* start *
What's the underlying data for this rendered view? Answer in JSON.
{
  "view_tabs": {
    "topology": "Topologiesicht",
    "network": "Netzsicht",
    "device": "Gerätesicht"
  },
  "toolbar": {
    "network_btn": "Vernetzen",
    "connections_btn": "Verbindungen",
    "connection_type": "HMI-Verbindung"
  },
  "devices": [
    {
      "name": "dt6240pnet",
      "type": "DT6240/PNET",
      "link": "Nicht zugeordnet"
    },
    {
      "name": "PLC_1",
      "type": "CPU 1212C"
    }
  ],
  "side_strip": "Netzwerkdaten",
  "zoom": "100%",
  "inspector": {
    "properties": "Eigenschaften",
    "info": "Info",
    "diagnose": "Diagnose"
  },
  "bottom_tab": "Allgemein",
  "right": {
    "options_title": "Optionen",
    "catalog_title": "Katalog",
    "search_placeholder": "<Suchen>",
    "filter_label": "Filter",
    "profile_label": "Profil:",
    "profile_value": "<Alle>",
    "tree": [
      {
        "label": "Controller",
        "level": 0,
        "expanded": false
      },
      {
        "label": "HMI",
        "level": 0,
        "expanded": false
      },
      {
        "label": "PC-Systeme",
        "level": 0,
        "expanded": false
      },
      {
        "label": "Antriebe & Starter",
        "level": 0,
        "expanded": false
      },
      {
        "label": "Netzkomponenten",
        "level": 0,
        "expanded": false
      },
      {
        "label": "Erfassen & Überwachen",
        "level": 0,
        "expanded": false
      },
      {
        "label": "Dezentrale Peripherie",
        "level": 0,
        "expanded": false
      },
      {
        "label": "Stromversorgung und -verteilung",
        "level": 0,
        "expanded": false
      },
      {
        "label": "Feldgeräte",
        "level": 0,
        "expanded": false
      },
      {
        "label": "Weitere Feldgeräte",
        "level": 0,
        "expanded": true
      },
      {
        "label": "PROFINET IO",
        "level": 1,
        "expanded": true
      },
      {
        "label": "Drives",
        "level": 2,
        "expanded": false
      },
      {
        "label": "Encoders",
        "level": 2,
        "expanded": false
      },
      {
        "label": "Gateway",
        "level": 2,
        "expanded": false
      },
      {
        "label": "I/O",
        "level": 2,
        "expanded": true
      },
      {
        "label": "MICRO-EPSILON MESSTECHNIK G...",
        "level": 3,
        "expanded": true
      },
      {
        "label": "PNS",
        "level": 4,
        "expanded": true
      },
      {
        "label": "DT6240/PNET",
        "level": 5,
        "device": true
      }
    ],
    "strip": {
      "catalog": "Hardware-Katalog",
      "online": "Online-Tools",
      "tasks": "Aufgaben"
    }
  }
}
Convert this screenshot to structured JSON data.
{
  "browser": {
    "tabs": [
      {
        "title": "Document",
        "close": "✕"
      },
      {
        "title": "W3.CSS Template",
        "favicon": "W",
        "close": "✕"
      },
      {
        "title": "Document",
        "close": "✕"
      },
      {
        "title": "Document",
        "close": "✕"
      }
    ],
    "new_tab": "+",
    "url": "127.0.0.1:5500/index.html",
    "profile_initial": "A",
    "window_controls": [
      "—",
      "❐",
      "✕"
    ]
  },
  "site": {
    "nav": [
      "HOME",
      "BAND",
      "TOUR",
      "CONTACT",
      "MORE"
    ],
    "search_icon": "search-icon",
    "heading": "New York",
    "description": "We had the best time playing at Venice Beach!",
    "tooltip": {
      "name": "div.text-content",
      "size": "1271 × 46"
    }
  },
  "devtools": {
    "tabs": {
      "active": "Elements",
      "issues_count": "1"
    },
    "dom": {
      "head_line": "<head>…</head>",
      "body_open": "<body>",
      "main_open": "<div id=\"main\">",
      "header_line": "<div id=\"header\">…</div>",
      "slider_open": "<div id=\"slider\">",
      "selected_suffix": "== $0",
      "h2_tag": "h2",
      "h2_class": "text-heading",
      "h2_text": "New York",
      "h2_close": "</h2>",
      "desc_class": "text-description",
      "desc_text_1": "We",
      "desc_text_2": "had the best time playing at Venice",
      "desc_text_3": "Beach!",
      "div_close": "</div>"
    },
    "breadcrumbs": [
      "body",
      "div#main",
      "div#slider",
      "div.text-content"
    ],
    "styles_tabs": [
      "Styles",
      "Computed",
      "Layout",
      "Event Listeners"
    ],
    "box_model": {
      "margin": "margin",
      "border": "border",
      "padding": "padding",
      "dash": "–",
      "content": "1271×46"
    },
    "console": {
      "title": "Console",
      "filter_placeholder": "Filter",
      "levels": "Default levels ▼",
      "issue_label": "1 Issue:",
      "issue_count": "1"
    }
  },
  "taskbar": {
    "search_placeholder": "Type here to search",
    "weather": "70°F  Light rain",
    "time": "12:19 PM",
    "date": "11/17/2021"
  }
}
* end *
_What you have to do_
In the listing above, how many lines include the word "Venice"? Answer with the number and nothing more.

_Result for this exercise_
2